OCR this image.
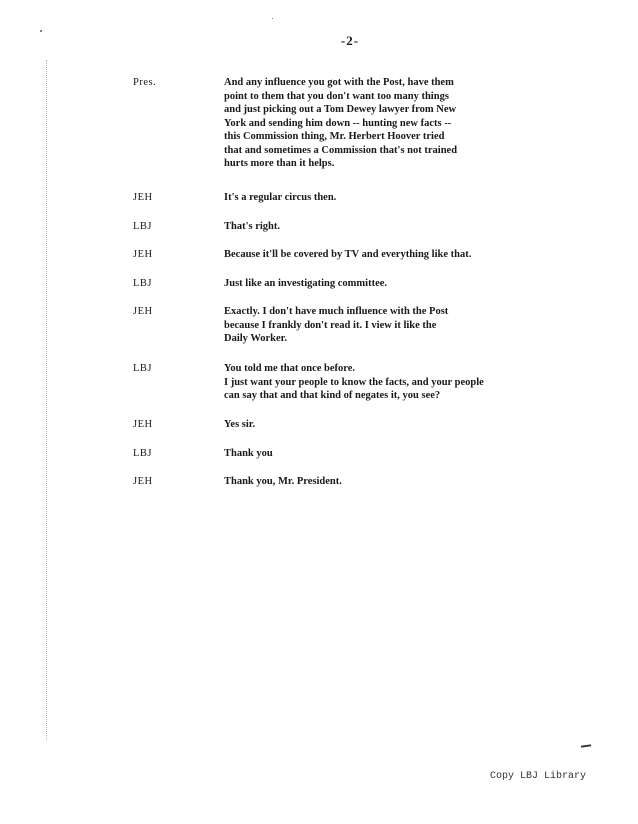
-2-
Pres.	And any influence you got with the Post, have them
point to them that you don't want too many things
and just picking out a Tom Dewey lawyer from New
York and sending him down -- hunting new facts --
this Commission thing, Mr. Herbert Hoover tried
that and sometimes a Commission that's not trained
hurts more than it helps.
JEH	It's a regular circus then.
LBJ	That's right.
JEH	Because it'll be covered by TV and everything like that.
LBJ	Just like an investigating committee.
JEH	Exactly. I don't have much influence with the Post
because I frankly don't read it. I view it like the
Daily Worker.
LBJ	You told me that once before.
I just want your people to know the facts, and your people
can say that and that kind of negates it, you see?
JEH	Yes sir.
LBJ	Thank you
JEH	Thank you, Mr. President.
Copy LBJ Library
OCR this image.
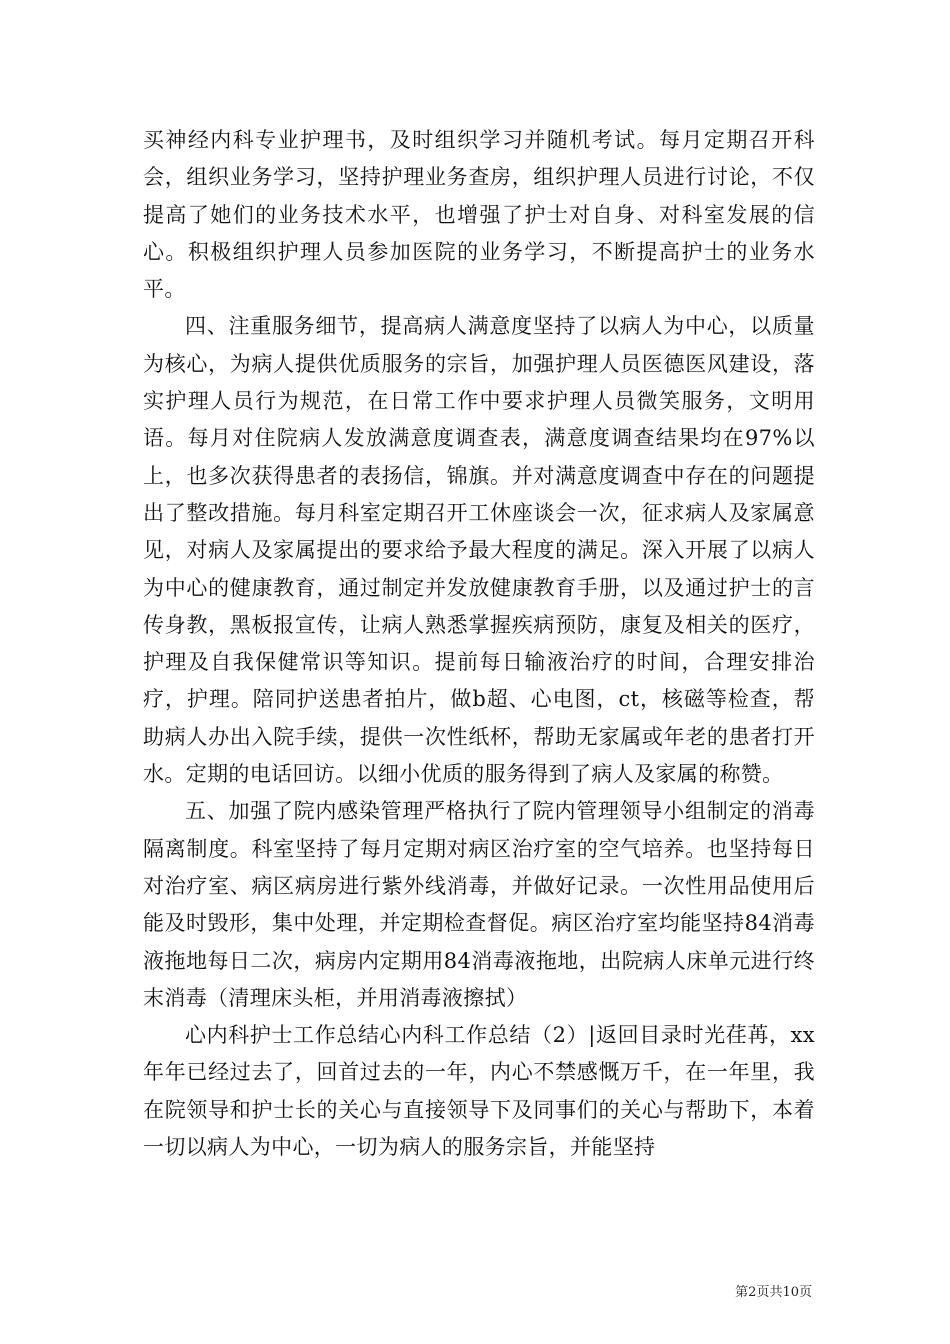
买神经内科专业护理书，及时组织学习并随机考试。每月定期召开科会，组织业务学习，坚持护理业务查房，组织护理人员进行讨论，不仅提高了她们的业务技术水平，也增强了护士对自身、对科室发展的信心。积极组织护理人员参加医院的业务学习，不断提高护士的业务水平。

四、注重服务细节，提高病人满意度坚持了以病人为中心，以质量为核心，为病人提供优质服务的宗旨，加强护理人员医德医风建设，落实护理人员行为规范，在日常工作中要求护理人员微笑服务，文明用语。每月对住院病人发放满意度调查表，满意度调查结果均在97%以上，也多次获得患者的表扬信，锦旗。并对满意度调查中存在的问题提出了整改措施。每月科室定期召开工休座谈会一次，征求病人及家属意见，对病人及家属提出的要求给予最大程度的满足。深入开展了以病人为中心的健康教育，通过制定并发放健康教育手册，以及通过护士的言传身教，黑板报宣传，让病人熟悉掌握疾病预防，康复及相关的医疗，护理及自我保健常识等知识。提前每日输液治疗的时间，合理安排治疗，护理。陪同护送患者拍片，做b超、心电图，ct，核磁等检查，帮助病人办出入院手续，提供一次性纸杯，帮助无家属或年老的患者打开水。定期的电话回访。以细小优质的服务得到了病人及家属的称赞。

五、加强了院内感染管理严格执行了院内管理领导小组制定的消毒隔离制度。科室坚持了每月定期对病区治疗室的空气培养。也坚持每日对治疗室、病区病房进行紫外线消毒，并做好记录。一次性用品使用后能及时毁形，集中处理，并定期检查督促。病区治疗室均能坚持84消毒液拖地每日二次，病房内定期用84消毒液拖地，出院病人床单元进行终末消毒（清理床头柜，并用消毒液擦拭）

心内科护士工作总结心内科工作总结（2）|返回目录时光荏苒，xx年年已经过去了，回首过去的一年，内心不禁感慨万千，在一年里，我在院领导和护士长的关心与直接领导下及同事们的关心与帮助下，本着一切以病人为中心，一切为病人的服务宗旨，并能坚持

第2页共10页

━━━━━━

* PROBLEM DESCRIPTION *
Transcribe the preceding listing in its entirety and with exact wording, leaving out pictures.

* FULL RESPONSE *
OCR this image.
-2-
Pres.	And any influence you got with the Post, have them
point to them that you don't want too many things
and just picking out a Tom Dewey lawyer from New
York and sending him down -- hunting new facts --
this Commission thing, Mr. Herbert Hoover tried
that and sometimes a Commission that's not trained
hurts more than it helps.
JEH	It's a regular circus then.
LBJ	That's right.
JEH	Because it'll be covered by TV and everything like that.
LBJ	Just like an investigating committee.
JEH	Exactly. I don't have much influence with the Post
because I frankly don't read it. I view it like the
Daily Worker.
LBJ	You told me that once before.
I just want your people to know the facts, and your people
can say that and that kind of negates it, you see?
JEH	Yes sir.
LBJ	Thank you
JEH	Thank you, Mr. President.
Copy LBJ Library
OCR this image.
买神经内科专业护理书，及时组织学习并随机考试。每月定期召开科会，组织业务学习，坚持护理业务查房，组织护理人员进行讨论，不仅提高了她们的业务技术水平，也增强了护士对自身、对科室发展的信心。积极组织护理人员参加医院的业务学习，不断提高护士的业务水平。

四、注重服务细节，提高病人满意度坚持了以病人为中心，以质量为核心，为病人提供优质服务的宗旨，加强护理人员医德医风建设，落实护理人员行为规范，在日常工作中要求护理人员微笑服务，文明用语。每月对住院病人发放满意度调查表，满意度调查结果均在97%以上，也多次获得患者的表扬信，锦旗。并对满意度调查中存在的问题提出了整改措施。每月科室定期召开工休座谈会一次，征求病人及家属意见，对病人及家属提出的要求给予最大程度的满足。深入开展了以病人为中心的健康教育，通过制定并发放健康教育手册，以及通过护士的言传身教，黑板报宣传，让病人熟悉掌握疾病预防，康复及相关的医疗，护理及自我保健常识等知识。提前每日输液治疗的时间，合理安排治疗，护理。陪同护送患者拍片，做b超、心电图，ct，核磁等检查，帮助病人办出入院手续，提供一次性纸杯，帮助无家属或年老的患者打开水。定期的电话回访。以细小优质的服务得到了病人及家属的称赞。

五、加强了院内感染管理严格执行了院内管理领导小组制定的消毒隔离制度。科室坚持了每月定期对病区治疗室的空气培养。也坚持每日对治疗室、病区病房进行紫外线消毒，并做好记录。一次性用品使用后能及时毁形，集中处理，并定期检查督促。病区治疗室均能坚持84消毒液拖地每日二次，病房内定期用84消毒液拖地，出院病人床单元进行终末消毒（清理床头柜，并用消毒液擦拭）

心内科护士工作总结心内科工作总结（2）|返回目录时光荏苒，xx年年已经过去了，回首过去的一年，内心不禁感慨万千，在一年里，我在院领导和护士长的关心与直接领导下及同事们的关心与帮助下，本着一切以病人为中心，一切为病人的服务宗旨，并能坚持

第2页共10页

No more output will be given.